• **Task directions**
Give the material again in full, matching it exactly.

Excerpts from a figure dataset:

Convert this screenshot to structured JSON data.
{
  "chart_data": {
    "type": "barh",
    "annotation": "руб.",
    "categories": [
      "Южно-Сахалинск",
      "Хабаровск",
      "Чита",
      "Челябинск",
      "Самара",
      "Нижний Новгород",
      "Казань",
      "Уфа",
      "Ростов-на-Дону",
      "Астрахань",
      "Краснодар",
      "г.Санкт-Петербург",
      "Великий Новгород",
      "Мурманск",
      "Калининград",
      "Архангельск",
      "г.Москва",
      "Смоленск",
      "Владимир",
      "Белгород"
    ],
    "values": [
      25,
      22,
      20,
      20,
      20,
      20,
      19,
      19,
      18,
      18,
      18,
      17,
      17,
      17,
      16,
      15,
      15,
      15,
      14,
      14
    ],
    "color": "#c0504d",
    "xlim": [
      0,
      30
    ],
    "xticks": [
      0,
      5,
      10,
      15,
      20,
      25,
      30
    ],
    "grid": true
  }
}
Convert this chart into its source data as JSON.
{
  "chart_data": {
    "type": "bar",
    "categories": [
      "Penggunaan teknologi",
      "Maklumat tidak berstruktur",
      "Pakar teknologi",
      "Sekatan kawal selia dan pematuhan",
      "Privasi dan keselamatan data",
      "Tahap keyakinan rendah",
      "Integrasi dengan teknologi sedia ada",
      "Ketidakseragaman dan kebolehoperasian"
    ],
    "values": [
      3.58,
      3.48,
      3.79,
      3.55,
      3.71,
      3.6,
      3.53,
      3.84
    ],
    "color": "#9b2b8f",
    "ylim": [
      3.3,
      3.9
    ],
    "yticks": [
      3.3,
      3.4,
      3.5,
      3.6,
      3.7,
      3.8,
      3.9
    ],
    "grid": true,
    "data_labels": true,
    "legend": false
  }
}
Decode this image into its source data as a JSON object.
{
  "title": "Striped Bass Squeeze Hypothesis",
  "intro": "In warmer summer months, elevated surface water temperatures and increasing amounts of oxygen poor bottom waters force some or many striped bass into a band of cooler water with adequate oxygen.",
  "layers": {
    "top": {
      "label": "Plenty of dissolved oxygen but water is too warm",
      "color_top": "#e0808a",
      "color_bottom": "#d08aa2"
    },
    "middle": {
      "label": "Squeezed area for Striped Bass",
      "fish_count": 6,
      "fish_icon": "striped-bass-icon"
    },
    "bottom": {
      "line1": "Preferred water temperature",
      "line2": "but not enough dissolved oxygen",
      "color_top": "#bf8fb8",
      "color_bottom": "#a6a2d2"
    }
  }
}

• **Result for this exercise**
Convert this screenshot to structured JSON data.
{
  "chart_data": {
    "type": "barh",
    "annotation": "руб.",
    "categories": [
      "Южно-Сахалинск",
      "Хабаровск",
      "Чита",
      "Челябинск",
      "Самара",
      "Нижний Новгород",
      "Казань",
      "Уфа",
      "Ростов-на-Дону",
      "Астрахань",
      "Краснодар",
      "г.Санкт-Петербург",
      "Великий Новгород",
      "Мурманск",
      "Калининград",
      "Архангельск",
      "г.Москва",
      "Смоленск",
      "Владимир",
      "Белгород"
    ],
    "values": [
      25,
      22,
      20,
      20,
      20,
      20,
      19,
      19,
      18,
      18,
      18,
      17,
      17,
      17,
      16,
      15,
      15,
      15,
      14,
      14
    ],
    "color": "#c0504d",
    "xlim": [
      0,
      30
    ],
    "xticks": [
      0,
      5,
      10,
      15,
      20,
      25,
      30
    ],
    "grid": true
  }
}
Convert this chart into its source data as JSON.
{
  "chart_data": {
    "type": "bar",
    "categories": [
      "Penggunaan teknologi",
      "Maklumat tidak berstruktur",
      "Pakar teknologi",
      "Sekatan kawal selia dan pematuhan",
      "Privasi dan keselamatan data",
      "Tahap keyakinan rendah",
      "Integrasi dengan teknologi sedia ada",
      "Ketidakseragaman dan kebolehoperasian"
    ],
    "values": [
      3.58,
      3.48,
      3.79,
      3.55,
      3.71,
      3.6,
      3.53,
      3.84
    ],
    "color": "#9b2b8f",
    "ylim": [
      3.3,
      3.9
    ],
    "yticks": [
      3.3,
      3.4,
      3.5,
      3.6,
      3.7,
      3.8,
      3.9
    ],
    "grid": true,
    "data_labels": true,
    "legend": false
  }
}
Decode this image into its source data as a JSON object.
{
  "title": "Striped Bass Squeeze Hypothesis",
  "intro": "In warmer summer months, elevated surface water temperatures and increasing amounts of oxygen poor bottom waters force some or many striped bass into a band of cooler water with adequate oxygen.",
  "layers": {
    "top": {
      "label": "Plenty of dissolved oxygen but water is too warm",
      "color_top": "#e0808a",
      "color_bottom": "#d08aa2"
    },
    "middle": {
      "label": "Squeezed area for Striped Bass",
      "fish_count": 6,
      "fish_icon": "striped-bass-icon"
    },
    "bottom": {
      "line1": "Preferred water temperature",
      "line2": "but not enough dissolved oxygen",
      "color_top": "#bf8fb8",
      "color_bottom": "#a6a2d2"
    }
  }
}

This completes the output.